> Directive:
Report each line of the data that has "ffffff" somewhere in it.

> Information given:
....

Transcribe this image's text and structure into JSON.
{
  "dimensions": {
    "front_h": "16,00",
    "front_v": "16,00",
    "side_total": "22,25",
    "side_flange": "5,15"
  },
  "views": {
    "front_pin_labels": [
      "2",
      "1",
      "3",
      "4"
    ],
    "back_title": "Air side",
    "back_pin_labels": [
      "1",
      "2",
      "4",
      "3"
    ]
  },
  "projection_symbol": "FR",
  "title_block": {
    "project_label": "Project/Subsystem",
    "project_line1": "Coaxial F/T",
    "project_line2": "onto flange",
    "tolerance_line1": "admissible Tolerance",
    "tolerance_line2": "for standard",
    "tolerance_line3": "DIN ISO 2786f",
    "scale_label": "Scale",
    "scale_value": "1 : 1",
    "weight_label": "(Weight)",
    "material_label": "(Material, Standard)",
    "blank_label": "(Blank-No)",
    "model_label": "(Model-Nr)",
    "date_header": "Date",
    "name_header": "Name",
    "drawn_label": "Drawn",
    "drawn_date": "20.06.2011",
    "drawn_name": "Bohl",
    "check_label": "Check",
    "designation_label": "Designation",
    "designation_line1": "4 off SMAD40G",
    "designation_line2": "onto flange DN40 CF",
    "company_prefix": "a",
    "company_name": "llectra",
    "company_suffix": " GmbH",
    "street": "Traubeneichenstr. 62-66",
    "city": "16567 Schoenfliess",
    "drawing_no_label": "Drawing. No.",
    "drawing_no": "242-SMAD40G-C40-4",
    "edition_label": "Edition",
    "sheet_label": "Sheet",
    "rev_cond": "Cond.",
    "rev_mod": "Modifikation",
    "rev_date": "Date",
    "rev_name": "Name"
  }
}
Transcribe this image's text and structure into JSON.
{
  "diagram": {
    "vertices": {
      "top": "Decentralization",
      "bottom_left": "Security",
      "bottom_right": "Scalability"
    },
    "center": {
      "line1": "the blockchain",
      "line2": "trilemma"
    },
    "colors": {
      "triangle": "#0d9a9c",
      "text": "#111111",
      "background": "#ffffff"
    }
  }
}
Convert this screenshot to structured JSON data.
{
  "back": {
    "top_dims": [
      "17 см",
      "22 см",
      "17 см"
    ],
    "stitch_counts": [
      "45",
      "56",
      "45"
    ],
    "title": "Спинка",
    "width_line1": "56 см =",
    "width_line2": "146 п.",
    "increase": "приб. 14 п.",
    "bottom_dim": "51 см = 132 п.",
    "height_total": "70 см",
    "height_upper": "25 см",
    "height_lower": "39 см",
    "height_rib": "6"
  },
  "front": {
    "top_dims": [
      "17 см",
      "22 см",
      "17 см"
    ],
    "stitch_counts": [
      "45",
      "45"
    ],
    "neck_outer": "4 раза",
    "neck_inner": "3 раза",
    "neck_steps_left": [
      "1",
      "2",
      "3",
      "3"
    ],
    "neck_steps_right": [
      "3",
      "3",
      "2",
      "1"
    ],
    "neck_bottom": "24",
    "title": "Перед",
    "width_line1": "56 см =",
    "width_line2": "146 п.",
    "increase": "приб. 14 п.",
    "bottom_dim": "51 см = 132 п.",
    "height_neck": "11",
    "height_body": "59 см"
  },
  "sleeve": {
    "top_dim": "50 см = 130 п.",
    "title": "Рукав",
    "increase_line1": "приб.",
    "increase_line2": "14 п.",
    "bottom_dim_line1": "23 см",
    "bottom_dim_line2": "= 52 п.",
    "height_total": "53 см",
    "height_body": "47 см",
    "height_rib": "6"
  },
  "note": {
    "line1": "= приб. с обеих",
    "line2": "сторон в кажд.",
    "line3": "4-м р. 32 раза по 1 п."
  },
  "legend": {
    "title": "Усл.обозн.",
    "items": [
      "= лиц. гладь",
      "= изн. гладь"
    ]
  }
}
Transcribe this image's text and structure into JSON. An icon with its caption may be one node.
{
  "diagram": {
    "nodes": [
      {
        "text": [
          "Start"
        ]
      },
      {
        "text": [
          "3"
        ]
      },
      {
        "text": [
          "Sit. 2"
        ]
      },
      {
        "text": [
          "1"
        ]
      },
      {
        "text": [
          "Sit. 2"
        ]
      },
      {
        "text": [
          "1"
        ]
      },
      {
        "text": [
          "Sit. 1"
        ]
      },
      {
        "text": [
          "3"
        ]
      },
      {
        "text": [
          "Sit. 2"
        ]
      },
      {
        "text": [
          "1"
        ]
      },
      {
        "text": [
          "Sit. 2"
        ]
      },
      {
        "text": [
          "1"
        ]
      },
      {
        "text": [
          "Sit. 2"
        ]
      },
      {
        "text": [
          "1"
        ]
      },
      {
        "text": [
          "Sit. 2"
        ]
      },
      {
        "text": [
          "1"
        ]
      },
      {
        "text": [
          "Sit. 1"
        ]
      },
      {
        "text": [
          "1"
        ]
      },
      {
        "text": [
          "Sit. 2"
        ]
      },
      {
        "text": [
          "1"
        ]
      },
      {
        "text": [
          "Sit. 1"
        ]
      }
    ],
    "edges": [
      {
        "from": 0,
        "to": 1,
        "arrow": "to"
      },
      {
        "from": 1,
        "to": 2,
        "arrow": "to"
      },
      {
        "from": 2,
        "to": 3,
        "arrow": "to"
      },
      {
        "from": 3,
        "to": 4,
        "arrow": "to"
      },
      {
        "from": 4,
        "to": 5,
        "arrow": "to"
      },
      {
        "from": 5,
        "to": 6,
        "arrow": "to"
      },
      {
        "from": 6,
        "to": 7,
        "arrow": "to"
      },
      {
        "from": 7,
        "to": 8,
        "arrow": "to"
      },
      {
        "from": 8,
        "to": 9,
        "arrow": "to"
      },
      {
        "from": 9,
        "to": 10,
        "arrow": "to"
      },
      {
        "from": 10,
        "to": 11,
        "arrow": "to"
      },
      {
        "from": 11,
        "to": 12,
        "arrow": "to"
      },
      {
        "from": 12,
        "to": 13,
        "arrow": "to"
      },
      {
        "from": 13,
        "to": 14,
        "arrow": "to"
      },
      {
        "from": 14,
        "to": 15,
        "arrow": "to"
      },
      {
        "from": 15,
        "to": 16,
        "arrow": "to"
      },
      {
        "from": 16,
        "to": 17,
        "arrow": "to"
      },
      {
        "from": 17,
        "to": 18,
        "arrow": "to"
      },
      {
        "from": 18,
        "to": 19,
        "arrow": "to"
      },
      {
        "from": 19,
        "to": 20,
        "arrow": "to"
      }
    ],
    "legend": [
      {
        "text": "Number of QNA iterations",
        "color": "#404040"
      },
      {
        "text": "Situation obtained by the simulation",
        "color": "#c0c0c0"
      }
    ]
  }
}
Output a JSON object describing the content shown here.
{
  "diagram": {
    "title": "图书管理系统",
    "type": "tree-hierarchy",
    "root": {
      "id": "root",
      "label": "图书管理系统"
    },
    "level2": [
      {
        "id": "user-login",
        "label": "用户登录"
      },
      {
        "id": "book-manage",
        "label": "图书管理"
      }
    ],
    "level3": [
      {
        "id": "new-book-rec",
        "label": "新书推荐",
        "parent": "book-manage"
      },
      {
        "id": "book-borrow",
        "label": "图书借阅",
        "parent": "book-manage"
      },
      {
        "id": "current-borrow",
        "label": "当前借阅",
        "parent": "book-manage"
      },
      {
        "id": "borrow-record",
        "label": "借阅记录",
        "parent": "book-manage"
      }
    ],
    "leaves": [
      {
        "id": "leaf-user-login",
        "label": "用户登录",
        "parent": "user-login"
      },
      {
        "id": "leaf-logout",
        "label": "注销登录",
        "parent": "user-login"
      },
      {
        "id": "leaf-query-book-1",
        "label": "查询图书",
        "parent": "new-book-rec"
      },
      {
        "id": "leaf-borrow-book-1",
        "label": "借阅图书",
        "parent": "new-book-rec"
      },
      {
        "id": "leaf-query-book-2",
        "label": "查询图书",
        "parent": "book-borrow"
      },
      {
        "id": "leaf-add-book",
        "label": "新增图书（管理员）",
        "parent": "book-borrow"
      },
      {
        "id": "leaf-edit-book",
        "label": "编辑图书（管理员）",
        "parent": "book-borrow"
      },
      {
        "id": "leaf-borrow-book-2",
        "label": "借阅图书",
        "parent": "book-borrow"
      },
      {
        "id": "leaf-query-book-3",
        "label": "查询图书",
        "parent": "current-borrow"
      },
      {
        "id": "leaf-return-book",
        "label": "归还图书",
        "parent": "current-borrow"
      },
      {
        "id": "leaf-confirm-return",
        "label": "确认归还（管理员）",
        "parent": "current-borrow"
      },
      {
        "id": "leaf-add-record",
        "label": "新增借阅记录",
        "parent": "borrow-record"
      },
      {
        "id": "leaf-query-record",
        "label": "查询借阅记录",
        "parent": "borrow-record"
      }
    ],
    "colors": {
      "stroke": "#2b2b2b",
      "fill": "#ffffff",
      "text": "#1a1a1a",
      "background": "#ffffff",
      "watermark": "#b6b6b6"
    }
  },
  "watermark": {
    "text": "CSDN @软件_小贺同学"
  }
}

....

> Output of the task:
      "background": "#ffffff"
      "fill": "#ffffff",
      "background": "#ffffff",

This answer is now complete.